Requisitos de las tareas:
A - Devuelve sin cambios el tramo del fragmento sobre la reencarnación comprendido entre "Todos los Espíritus" y "una primera prueba.", ambos incluidos.
B - Retoma el fragmento sobre la reencarnación justo después de su última oración.

Fragmento seleccionado:
+ + + + +

Todos los Espíritus tienden a la perfección y Dios les provee los medios de obtenerla mediante las pruebas de la vida corporal. Pero, en su justicia, les reserva que cumplan en nuevas existencias lo que no pudieron hacer o perfeccionar en una primera prueba.
No estaría de acuerdo con la equidad y la bondad de Dios castigar para siempre a aquellos que han podido encontrar obstáculos para su mejoramiento, independientemente de su voluntad y en el medio mismo donde se hallaban ubicados. Si el destino del hombre después de su muerte estuviera irremediablemente fijado, Dios no habría pesado las acciones de todos con la misma balanza y no los hubiera tratado con imparcialidad. La doctrina de la reencarnación, esto es, aquella que consaiste en admitir para el hombre muchas existencias sucesivas, es la única que responde a la idea que nos formamos de la justicia de Dios para con hombres de una condición moral inferior, la única que puede explicarnos el porvenir y fundamentar nuestras esperanzas, puesto que nos ofrece el medio de rescatar nuestras faltas mediante nuevas pruebas. La razón nos lo indica y los Espíritus así lo enseñan.

+ + + + +

Datos analizados:
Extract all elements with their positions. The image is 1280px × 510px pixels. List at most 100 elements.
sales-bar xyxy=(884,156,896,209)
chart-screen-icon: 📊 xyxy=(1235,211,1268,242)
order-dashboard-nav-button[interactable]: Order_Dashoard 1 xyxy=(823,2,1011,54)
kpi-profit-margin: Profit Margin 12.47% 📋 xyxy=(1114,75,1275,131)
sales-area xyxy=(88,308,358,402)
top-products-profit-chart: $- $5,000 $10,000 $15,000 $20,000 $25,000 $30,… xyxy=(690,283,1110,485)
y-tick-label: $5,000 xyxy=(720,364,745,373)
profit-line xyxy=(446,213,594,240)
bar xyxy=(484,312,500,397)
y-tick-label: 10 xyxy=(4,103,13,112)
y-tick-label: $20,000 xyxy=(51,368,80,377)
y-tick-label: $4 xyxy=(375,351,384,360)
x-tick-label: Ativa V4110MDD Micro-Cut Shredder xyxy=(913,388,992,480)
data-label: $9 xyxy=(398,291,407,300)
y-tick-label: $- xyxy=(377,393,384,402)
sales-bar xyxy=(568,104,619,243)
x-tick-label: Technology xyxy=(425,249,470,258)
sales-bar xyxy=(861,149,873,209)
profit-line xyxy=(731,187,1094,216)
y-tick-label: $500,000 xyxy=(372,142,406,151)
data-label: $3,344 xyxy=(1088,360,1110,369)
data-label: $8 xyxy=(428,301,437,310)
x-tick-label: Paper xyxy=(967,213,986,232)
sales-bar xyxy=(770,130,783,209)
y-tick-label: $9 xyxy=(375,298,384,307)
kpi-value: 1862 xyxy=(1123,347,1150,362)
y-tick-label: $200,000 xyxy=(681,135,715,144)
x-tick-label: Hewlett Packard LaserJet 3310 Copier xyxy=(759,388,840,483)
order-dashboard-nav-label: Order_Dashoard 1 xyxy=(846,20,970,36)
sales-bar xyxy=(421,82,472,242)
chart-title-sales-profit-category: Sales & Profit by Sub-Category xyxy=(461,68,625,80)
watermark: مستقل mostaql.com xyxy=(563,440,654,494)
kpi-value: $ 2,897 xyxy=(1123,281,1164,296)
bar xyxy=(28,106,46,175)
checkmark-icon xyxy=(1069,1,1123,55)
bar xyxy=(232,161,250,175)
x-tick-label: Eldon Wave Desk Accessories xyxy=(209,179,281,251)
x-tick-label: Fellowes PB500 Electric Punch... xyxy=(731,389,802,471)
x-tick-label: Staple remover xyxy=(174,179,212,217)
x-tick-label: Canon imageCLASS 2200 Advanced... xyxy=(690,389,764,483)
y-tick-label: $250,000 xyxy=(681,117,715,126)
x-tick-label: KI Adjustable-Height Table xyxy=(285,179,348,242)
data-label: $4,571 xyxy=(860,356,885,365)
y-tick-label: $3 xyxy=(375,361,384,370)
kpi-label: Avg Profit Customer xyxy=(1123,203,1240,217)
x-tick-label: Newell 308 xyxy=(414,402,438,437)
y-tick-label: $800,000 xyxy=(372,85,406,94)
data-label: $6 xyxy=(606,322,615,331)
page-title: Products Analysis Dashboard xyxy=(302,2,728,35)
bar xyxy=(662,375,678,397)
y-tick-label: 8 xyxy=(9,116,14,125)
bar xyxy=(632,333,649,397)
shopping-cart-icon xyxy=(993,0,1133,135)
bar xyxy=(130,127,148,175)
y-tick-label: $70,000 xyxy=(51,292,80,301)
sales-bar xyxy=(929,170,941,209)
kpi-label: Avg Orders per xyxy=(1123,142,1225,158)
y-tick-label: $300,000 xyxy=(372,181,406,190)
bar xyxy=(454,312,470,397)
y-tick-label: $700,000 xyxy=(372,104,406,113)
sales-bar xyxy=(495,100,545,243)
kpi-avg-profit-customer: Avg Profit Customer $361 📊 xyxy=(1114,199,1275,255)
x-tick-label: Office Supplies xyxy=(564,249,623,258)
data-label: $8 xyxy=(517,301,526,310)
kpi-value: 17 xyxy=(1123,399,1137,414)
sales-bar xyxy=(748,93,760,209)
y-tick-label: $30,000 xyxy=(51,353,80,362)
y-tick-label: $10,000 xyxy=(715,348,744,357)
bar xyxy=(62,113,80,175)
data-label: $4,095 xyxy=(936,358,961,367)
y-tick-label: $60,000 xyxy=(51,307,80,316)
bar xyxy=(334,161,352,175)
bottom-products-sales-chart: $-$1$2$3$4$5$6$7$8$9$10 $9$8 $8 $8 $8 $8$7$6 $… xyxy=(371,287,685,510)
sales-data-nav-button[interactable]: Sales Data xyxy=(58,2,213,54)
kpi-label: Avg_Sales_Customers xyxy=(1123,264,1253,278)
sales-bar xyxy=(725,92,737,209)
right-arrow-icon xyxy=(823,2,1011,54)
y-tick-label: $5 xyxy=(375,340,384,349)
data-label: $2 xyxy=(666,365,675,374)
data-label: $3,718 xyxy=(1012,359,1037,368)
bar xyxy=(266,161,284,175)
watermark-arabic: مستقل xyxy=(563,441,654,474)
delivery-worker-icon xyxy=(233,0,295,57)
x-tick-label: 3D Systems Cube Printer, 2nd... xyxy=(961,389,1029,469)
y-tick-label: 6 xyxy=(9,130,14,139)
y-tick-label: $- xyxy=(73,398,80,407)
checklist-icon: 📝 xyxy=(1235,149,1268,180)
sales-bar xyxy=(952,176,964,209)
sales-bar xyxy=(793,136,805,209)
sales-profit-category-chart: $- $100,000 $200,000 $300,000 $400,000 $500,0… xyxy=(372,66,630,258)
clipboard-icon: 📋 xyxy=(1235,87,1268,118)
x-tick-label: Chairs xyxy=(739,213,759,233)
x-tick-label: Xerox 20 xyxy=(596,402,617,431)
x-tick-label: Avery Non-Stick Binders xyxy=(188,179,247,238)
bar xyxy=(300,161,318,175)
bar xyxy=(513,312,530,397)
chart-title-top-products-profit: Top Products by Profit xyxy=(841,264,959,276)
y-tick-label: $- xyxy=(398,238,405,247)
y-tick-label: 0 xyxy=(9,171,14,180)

+ + + + +

Resultados por tarea:
A -
Todos los Espíritus tienden a la perfección y Dios les provee los medios de obtenerla mediante las pruebas de la vida corporal. Pero, en su justicia, les reserva que cumplan en nuevas existencias lo que no pudieron hacer o perfeccionar en una primera prueba.

B -
El hombre que tiene conciencia de su inferioridad encuentra en la doctrina de la reencarnación una esperanza consoladora. Si cree en la justicia de Dios no puede esperar que será por siempre diferente de aquellos que han obrado mejor que él. El pensamiento de que es inferioridad no lo deshereda para siempre del bien supremo, y que podrá conquistarlo por medio de nuevos esfuerzos, lo sostiene y reanima su valor. ¿Quién, al término de su carrera, no lamenta haber adquirido demasiado tarde una experiencia que ya no puede aprovechar? Pero esa experiencia tardía no está perdida, pues la aprovechará en una nueva existencia
Extraido, del Libro de los Espiritus.